▸ WORK TO DO:
Can you arrange every line of the entries below into a numbered list, skipping blank lines and leaving out the pictures?

▸ DATA SUPPLIED:

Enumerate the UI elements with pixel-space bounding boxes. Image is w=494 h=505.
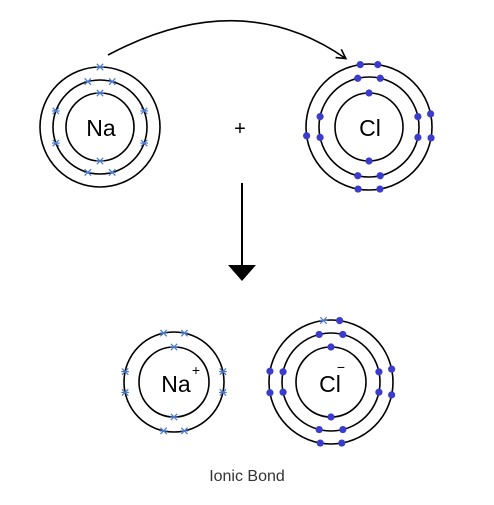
cl-ion-label: Cl (319, 371, 341, 397)
dot-electron (427, 134, 435, 142)
cross-electron (51, 139, 60, 147)
cross-electron (96, 89, 104, 97)
dot-electron (339, 330, 347, 339)
cl-ion-shell-middle (281, 332, 381, 432)
dot-electron (365, 157, 373, 165)
na-atom-shell-middle (52, 79, 148, 175)
cross-electron (121, 388, 129, 397)
down-arrow-icon (228, 183, 256, 281)
na-atom-electrons (51, 63, 149, 177)
cl-ion-electrons (266, 316, 396, 447)
cross-electron (108, 77, 117, 86)
na-atom-label: Na (86, 115, 116, 141)
cl-atom-electrons (303, 61, 435, 193)
cross-electron (219, 367, 227, 376)
dot-electron (279, 388, 287, 396)
dot-electron (427, 110, 435, 118)
cross-electron (96, 63, 104, 71)
dot-electron (316, 113, 324, 121)
na-ion-electrons (121, 329, 227, 435)
dot-electron (315, 330, 323, 339)
cross-electron (140, 107, 149, 115)
cross-electron (121, 367, 129, 376)
dot-electron (339, 425, 347, 434)
na-ion-shell-outer (123, 331, 225, 433)
dot-electron (279, 368, 287, 376)
plus-sign: + (234, 118, 246, 140)
curved-arrow-icon (107, 19, 348, 60)
dot-electron (316, 133, 324, 141)
dot-electron (315, 425, 323, 434)
cross-electron (140, 139, 149, 147)
chlorine-atom: Cl (303, 61, 435, 193)
sodium-atom: Na (39, 63, 161, 188)
dot-electron (327, 343, 335, 351)
cross-electron (170, 413, 178, 421)
dot-electron (266, 367, 274, 375)
dot-electron (354, 172, 362, 180)
transferred-cross-electron (319, 316, 328, 325)
cl-atom-shell-middle (318, 76, 420, 178)
chloride-ion: Cl − (266, 316, 396, 447)
cross-electron (180, 427, 189, 435)
cross-electron (159, 427, 168, 435)
dot-electron (375, 368, 383, 376)
cross-electron (51, 107, 60, 115)
na-ion-charge: + (192, 362, 200, 378)
dot-electron (356, 61, 364, 69)
dot-electron (354, 185, 362, 193)
dot-electron (338, 439, 346, 447)
dot-electron (376, 185, 384, 193)
na-ion-label: Na (161, 371, 191, 397)
dot-electron (414, 113, 422, 121)
cross-electron (170, 343, 178, 351)
cl-atom-label: Cl (359, 115, 381, 141)
caption: Ionic Bond (209, 468, 285, 485)
dot-electron (388, 365, 396, 373)
dot-electron (365, 89, 373, 97)
cross-electron (83, 168, 92, 177)
cross-electron (180, 329, 189, 337)
dot-electron (376, 74, 384, 82)
dot-electron (376, 172, 384, 180)
dot-electron (336, 317, 344, 325)
dot-electron (414, 133, 422, 141)
dot-electron (354, 74, 362, 82)
cross-electron (219, 388, 227, 397)
dot-electron (388, 391, 396, 399)
dot-electron (375, 388, 383, 396)
dot-electron (374, 61, 382, 69)
dot-electron (303, 132, 311, 140)
dot-electron (316, 439, 324, 447)
cross-electron (83, 77, 92, 86)
cross-electron (159, 329, 168, 337)
cross-electron (108, 168, 117, 177)
dot-electron (327, 413, 335, 421)
cl-ion-shell-outer (268, 319, 394, 445)
dot-electron (266, 389, 274, 397)
cl-ion-charge: − (337, 359, 345, 375)
cl-atom-shell-outer (305, 63, 433, 191)
cross-electron (96, 157, 104, 165)
sodium-ion: Na + (121, 329, 227, 435)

▸ ANSWER FOR THIS EXERCISE:
1. Enumerate the UI elements with pixel-space bounding boxes. Image is w=494 h=505.
2. cl-ion-label: Cl (319, 371, 341, 397)
3. dot-electron (427, 134, 435, 142)
4. cross-electron (51, 139, 60, 147)
5. cross-electron (96, 89, 104, 97)
6. dot-electron (339, 330, 347, 339)
7. cl-ion-shell-middle (281, 332, 381, 432)
8. dot-electron (365, 157, 373, 165)
9. na-atom-shell-middle (52, 79, 148, 175)
10. cross-electron (121, 388, 129, 397)
11. down-arrow-icon (228, 183, 256, 281)
12. na-atom-electrons (51, 63, 149, 177)
13. cl-ion-electrons (266, 316, 396, 447)
14. cross-electron (108, 77, 117, 86)
15. na-atom-label: Na (86, 115, 116, 141)
16. cl-atom-electrons (303, 61, 435, 193)
17. cross-electron (219, 367, 227, 376)
18. dot-electron (279, 388, 287, 396)
19. dot-electron (427, 110, 435, 118)
20. cross-electron (96, 63, 104, 71)
21. dot-electron (316, 113, 324, 121)
22. na-ion-electrons (121, 329, 227, 435)
23. dot-electron (315, 330, 323, 339)
24. cross-electron (140, 107, 149, 115)
25. cross-electron (121, 367, 129, 376)
26. dot-electron (339, 425, 347, 434)
27. na-ion-shell-outer (123, 331, 225, 433)
28. dot-electron (279, 368, 287, 376)
29. plus-sign: + (234, 118, 246, 140)
30. curved-arrow-icon (107, 19, 348, 60)
31. dot-electron (316, 133, 324, 141)
32. dot-electron (315, 425, 323, 434)
33. cross-electron (140, 139, 149, 147)
34. chlorine-atom: Cl (303, 61, 435, 193)
35. sodium-atom: Na (39, 63, 161, 188)
36. dot-electron (327, 343, 335, 351)
37. cross-electron (170, 413, 178, 421)
38. dot-electron (266, 367, 274, 375)
39. dot-electron (354, 172, 362, 180)
40. transferred-cross-electron (319, 316, 328, 325)
41. cl-atom-shell-middle (318, 76, 420, 178)
42. chloride-ion: Cl − (266, 316, 396, 447)
43. cross-electron (180, 427, 189, 435)
44. cross-electron (159, 427, 168, 435)
45. dot-electron (375, 368, 383, 376)
46. cross-electron (51, 107, 60, 115)
47. na-ion-charge: + (192, 362, 200, 378)
48. dot-electron (356, 61, 364, 69)
49. dot-electron (354, 185, 362, 193)
50. dot-electron (338, 439, 346, 447)
51. dot-electron (376, 185, 384, 193)
52. na-ion-label: Na (161, 371, 191, 397)
53. dot-electron (414, 113, 422, 121)
54. cross-electron (170, 343, 178, 351)
55. cl-atom-label: Cl (359, 115, 381, 141)
56. caption: Ionic Bond (209, 468, 285, 485)
57. dot-electron (388, 365, 396, 373)
58. dot-electron (365, 89, 373, 97)
59. cross-electron (83, 168, 92, 177)
60. cross-electron (180, 329, 189, 337)
61. dot-electron (376, 74, 384, 82)
62. dot-electron (376, 172, 384, 180)
63. dot-electron (336, 317, 344, 325)
64. dot-electron (414, 133, 422, 141)
65. dot-electron (354, 74, 362, 82)
66. cross-electron (219, 388, 227, 397)
67. dot-electron (388, 391, 396, 399)
68. dot-electron (375, 388, 383, 396)
69. dot-electron (374, 61, 382, 69)
70. dot-electron (303, 132, 311, 140)
71. dot-electron (316, 439, 324, 447)
72. cross-electron (83, 77, 92, 86)
73. cross-electron (159, 329, 168, 337)
74. cross-electron (108, 168, 117, 177)
75. dot-electron (327, 413, 335, 421)
76. cl-ion-shell-outer (268, 319, 394, 445)
77. dot-electron (266, 389, 274, 397)
78. cl-ion-charge: − (337, 359, 345, 375)
79. cl-atom-shell-outer (305, 63, 433, 191)
80. cross-electron (96, 157, 104, 165)
81. sodium-ion: Na + (121, 329, 227, 435)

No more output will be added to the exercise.